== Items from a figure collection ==

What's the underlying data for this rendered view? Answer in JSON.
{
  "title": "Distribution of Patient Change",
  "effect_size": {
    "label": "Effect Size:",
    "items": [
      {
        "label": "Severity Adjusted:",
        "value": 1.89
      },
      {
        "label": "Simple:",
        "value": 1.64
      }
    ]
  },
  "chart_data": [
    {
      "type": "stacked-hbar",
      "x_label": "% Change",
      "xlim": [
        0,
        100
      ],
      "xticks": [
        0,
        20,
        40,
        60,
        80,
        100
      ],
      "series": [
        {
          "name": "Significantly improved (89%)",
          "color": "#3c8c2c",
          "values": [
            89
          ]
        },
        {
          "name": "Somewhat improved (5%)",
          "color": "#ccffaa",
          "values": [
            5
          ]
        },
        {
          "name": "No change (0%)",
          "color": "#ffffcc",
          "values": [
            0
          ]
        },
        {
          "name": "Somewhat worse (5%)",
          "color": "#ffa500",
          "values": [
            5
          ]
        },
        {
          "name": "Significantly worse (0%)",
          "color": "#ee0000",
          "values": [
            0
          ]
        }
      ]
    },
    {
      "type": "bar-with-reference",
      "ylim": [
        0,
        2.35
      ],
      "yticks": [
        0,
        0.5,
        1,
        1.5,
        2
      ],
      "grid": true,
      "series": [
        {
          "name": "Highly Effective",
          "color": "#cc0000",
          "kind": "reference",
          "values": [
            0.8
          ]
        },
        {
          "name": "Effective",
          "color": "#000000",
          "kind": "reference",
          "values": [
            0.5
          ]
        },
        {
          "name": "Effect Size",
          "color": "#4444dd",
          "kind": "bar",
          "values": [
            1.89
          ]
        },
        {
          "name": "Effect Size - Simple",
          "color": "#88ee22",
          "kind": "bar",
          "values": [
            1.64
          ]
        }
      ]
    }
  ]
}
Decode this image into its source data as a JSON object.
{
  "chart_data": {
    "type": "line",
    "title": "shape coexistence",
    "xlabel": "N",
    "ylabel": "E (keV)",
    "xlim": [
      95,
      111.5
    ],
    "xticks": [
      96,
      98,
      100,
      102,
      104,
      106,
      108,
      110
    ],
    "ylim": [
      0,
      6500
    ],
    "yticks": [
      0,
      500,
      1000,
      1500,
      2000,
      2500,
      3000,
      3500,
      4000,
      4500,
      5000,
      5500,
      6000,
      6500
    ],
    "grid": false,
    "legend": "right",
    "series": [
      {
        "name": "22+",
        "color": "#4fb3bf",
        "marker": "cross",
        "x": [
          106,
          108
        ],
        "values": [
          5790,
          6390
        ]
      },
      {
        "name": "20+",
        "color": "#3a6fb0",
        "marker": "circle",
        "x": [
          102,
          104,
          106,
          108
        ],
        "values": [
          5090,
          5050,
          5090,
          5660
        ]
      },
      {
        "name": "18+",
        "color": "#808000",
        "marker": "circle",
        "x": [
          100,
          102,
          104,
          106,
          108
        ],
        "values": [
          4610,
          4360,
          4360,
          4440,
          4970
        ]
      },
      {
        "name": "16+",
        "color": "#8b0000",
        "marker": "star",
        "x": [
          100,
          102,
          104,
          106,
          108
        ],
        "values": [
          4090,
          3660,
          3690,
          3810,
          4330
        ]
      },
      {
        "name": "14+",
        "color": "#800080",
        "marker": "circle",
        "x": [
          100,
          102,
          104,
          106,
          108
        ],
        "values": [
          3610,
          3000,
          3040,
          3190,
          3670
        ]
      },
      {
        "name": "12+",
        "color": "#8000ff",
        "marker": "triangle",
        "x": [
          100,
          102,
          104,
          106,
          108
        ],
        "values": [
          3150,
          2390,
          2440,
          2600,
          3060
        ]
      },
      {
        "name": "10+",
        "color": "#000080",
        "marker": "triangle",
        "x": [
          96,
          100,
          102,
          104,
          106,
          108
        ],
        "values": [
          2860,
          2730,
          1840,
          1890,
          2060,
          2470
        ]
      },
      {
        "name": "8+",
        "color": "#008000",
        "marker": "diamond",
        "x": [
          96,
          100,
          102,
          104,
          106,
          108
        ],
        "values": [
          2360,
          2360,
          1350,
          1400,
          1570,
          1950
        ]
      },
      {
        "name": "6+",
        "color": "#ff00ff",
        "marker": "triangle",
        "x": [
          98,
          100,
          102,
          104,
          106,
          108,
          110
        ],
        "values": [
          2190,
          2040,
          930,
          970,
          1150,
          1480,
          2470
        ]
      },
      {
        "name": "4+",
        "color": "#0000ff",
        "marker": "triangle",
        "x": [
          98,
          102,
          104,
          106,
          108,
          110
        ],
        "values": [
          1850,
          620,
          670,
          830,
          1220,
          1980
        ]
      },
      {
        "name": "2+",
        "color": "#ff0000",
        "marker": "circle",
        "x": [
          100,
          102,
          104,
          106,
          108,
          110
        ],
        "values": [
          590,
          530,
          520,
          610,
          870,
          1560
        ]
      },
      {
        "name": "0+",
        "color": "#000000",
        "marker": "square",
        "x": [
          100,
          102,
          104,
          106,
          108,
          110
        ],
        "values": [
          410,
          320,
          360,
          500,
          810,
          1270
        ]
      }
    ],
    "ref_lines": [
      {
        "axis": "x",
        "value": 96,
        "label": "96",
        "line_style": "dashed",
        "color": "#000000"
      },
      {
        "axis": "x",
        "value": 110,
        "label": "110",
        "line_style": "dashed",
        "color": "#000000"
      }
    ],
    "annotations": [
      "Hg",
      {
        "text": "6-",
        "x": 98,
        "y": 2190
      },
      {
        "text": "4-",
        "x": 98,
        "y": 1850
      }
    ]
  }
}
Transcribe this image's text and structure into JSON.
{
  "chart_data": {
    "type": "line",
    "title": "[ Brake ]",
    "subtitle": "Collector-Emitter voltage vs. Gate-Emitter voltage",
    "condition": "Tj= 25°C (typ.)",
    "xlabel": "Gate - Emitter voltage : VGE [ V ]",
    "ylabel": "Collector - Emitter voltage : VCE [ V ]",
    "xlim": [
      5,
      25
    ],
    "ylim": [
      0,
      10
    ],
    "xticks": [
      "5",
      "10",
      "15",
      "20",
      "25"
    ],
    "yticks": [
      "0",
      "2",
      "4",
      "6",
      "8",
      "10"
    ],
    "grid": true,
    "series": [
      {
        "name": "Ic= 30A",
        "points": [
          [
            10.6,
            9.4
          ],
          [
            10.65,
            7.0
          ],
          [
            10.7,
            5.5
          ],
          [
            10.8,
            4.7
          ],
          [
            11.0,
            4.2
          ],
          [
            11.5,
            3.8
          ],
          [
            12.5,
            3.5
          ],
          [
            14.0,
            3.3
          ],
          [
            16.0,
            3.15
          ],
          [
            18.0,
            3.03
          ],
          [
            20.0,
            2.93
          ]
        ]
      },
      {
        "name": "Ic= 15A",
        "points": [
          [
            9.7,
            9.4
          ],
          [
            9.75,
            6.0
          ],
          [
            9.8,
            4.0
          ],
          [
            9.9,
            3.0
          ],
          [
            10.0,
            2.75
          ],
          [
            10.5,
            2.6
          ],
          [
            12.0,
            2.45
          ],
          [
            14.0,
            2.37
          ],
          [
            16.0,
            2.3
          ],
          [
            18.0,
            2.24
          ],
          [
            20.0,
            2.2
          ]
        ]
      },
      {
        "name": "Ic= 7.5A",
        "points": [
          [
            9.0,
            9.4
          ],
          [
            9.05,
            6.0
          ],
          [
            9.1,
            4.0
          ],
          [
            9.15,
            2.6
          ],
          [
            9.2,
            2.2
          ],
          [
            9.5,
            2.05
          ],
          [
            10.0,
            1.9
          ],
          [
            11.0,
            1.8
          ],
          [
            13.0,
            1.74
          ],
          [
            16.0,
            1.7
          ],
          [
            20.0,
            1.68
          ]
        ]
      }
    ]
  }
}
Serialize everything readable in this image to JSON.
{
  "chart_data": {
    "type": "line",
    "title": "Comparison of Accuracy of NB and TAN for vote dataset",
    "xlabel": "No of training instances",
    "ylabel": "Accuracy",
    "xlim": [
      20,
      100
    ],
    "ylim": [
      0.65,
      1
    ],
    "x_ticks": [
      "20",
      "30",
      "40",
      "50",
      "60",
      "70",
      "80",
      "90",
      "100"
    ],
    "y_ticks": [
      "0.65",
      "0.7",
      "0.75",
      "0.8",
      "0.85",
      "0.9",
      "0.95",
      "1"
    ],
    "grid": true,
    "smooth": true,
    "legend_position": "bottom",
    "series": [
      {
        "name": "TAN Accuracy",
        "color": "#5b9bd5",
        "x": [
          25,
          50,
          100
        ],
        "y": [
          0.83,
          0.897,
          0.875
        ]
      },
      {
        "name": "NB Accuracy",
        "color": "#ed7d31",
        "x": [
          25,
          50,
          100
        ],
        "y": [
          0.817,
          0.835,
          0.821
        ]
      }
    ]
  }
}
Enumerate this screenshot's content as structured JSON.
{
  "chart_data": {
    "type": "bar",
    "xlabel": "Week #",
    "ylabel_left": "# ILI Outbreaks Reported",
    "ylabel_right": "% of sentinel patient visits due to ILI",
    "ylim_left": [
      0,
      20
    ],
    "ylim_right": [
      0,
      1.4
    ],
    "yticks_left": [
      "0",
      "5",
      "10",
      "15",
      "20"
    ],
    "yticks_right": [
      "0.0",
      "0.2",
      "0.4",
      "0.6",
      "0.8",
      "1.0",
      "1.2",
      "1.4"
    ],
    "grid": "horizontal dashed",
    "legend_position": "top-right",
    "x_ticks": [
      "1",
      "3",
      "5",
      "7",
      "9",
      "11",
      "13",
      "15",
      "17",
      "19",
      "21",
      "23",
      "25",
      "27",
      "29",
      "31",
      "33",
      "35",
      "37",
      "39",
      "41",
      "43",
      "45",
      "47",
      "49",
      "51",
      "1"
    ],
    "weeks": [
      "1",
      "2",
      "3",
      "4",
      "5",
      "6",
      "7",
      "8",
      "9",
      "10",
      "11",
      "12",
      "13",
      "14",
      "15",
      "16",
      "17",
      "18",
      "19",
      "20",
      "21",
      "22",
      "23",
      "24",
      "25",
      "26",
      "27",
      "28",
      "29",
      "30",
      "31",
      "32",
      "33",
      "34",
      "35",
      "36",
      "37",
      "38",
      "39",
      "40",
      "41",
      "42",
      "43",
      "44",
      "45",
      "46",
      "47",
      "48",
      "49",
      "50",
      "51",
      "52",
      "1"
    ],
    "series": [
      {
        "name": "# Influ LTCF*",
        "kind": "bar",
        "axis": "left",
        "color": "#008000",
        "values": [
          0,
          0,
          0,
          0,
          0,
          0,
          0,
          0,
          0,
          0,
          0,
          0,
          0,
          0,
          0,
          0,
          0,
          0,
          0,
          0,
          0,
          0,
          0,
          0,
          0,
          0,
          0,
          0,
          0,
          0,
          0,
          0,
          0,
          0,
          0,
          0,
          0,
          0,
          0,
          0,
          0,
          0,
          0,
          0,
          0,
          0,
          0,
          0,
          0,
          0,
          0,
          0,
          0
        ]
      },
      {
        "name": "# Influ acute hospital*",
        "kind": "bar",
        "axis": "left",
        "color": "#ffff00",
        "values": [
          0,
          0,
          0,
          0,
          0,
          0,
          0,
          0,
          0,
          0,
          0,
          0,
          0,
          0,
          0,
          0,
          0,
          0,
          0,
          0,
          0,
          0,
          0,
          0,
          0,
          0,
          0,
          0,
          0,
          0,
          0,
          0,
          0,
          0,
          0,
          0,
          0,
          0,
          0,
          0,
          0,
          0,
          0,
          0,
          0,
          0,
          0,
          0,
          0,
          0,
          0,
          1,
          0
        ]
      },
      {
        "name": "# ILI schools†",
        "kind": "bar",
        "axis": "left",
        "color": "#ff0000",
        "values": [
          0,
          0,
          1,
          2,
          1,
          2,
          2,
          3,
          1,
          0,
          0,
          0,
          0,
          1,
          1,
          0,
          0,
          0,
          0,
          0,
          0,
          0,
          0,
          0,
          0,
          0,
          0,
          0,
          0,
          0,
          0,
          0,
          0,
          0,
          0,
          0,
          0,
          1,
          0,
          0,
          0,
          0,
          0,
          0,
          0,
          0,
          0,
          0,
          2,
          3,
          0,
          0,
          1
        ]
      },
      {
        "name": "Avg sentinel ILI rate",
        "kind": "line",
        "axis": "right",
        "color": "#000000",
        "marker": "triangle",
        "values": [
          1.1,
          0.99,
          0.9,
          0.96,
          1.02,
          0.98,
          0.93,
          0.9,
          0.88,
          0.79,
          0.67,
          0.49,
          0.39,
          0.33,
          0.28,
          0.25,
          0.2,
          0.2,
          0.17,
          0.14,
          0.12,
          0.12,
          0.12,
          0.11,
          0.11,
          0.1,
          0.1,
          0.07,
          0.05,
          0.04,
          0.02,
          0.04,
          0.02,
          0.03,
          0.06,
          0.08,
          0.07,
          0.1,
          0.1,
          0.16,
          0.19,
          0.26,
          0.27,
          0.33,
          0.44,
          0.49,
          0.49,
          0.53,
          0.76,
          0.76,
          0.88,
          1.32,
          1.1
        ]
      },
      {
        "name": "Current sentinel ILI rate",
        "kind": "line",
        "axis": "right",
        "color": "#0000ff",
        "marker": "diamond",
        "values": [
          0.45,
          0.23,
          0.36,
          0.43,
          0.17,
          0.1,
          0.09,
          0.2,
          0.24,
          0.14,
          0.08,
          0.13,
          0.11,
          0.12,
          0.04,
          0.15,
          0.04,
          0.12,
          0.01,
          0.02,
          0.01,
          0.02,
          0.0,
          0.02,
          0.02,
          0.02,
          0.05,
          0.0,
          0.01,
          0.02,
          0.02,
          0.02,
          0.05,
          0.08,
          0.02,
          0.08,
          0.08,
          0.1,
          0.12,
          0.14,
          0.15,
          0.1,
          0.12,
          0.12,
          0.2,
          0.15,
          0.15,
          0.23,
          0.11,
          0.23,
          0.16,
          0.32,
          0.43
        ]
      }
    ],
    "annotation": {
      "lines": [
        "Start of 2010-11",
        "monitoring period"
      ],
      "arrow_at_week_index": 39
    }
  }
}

== What to work on ==
Find the number of lines in which the word "this" occurs, and write nothing but that number.

== Reply to the exercise ==
5